▸ Information given:
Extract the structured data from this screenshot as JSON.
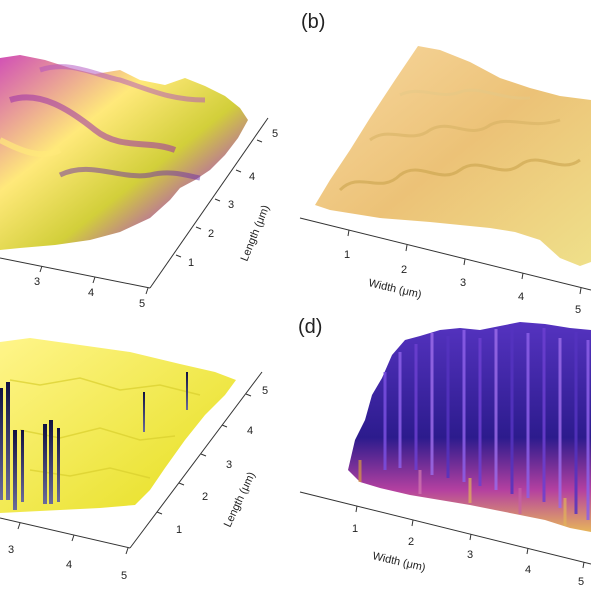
{
  "panels": {
    "a": {
      "label": "",
      "x_ticks": [
        "3",
        "4",
        "5"
      ],
      "y_ticks": [
        "1",
        "2",
        "3",
        "4",
        "5"
      ],
      "x_axis_label": "",
      "y_axis_label": "Length (μm)",
      "palette": [
        "#ffe97a",
        "#d2cf3a",
        "#d14fb6",
        "#6b2fa5"
      ]
    },
    "b": {
      "label": "(b)",
      "x_ticks": [
        "1",
        "2",
        "3",
        "4",
        "5"
      ],
      "y_ticks": [],
      "x_axis_label": "Width (μm)",
      "y_axis_label": "",
      "palette": [
        "#f8d8a0",
        "#ecc277",
        "#d9b24b",
        "#efe08a"
      ]
    },
    "c": {
      "label": "",
      "x_ticks": [
        "3",
        "4",
        "5"
      ],
      "y_ticks": [
        "1",
        "2",
        "3",
        "4",
        "5"
      ],
      "x_axis_label": "",
      "y_axis_label": "Length (μm)",
      "palette": [
        "#fff58a",
        "#e5de1c",
        "#22227a",
        "#101040"
      ]
    },
    "d": {
      "label": "(d)",
      "x_ticks": [
        "1",
        "2",
        "3",
        "4",
        "5"
      ],
      "y_ticks": [],
      "x_axis_label": "Width (μm)",
      "y_axis_label": "",
      "palette": [
        "#2c1b8d",
        "#5533c0",
        "#b440a0",
        "#e7b55a"
      ]
    }
  }
}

▸ Exercise aim: Omit the pictures and output all of the other material exactly.

▸ Result:
Extract the structured data from this screenshot as JSON.
{
  "panels": {
    "a": {
      "label": "",
      "x_ticks": [
        "3",
        "4",
        "5"
      ],
      "y_ticks": [
        "1",
        "2",
        "3",
        "4",
        "5"
      ],
      "x_axis_label": "",
      "y_axis_label": "Length (μm)",
      "palette": [
        "#ffe97a",
        "#d2cf3a",
        "#d14fb6",
        "#6b2fa5"
      ]
    },
    "b": {
      "label": "(b)",
      "x_ticks": [
        "1",
        "2",
        "3",
        "4",
        "5"
      ],
      "y_ticks": [],
      "x_axis_label": "Width (μm)",
      "y_axis_label": "",
      "palette": [
        "#f8d8a0",
        "#ecc277",
        "#d9b24b",
        "#efe08a"
      ]
    },
    "c": {
      "label": "",
      "x_ticks": [
        "3",
        "4",
        "5"
      ],
      "y_ticks": [
        "1",
        "2",
        "3",
        "4",
        "5"
      ],
      "x_axis_label": "",
      "y_axis_label": "Length (μm)",
      "palette": [
        "#fff58a",
        "#e5de1c",
        "#22227a",
        "#101040"
      ]
    },
    "d": {
      "label": "(d)",
      "x_ticks": [
        "1",
        "2",
        "3",
        "4",
        "5"
      ],
      "y_ticks": [],
      "x_axis_label": "Width (μm)",
      "y_axis_label": "",
      "palette": [
        "#2c1b8d",
        "#5533c0",
        "#b440a0",
        "#e7b55a"
      ]
    }
  }
}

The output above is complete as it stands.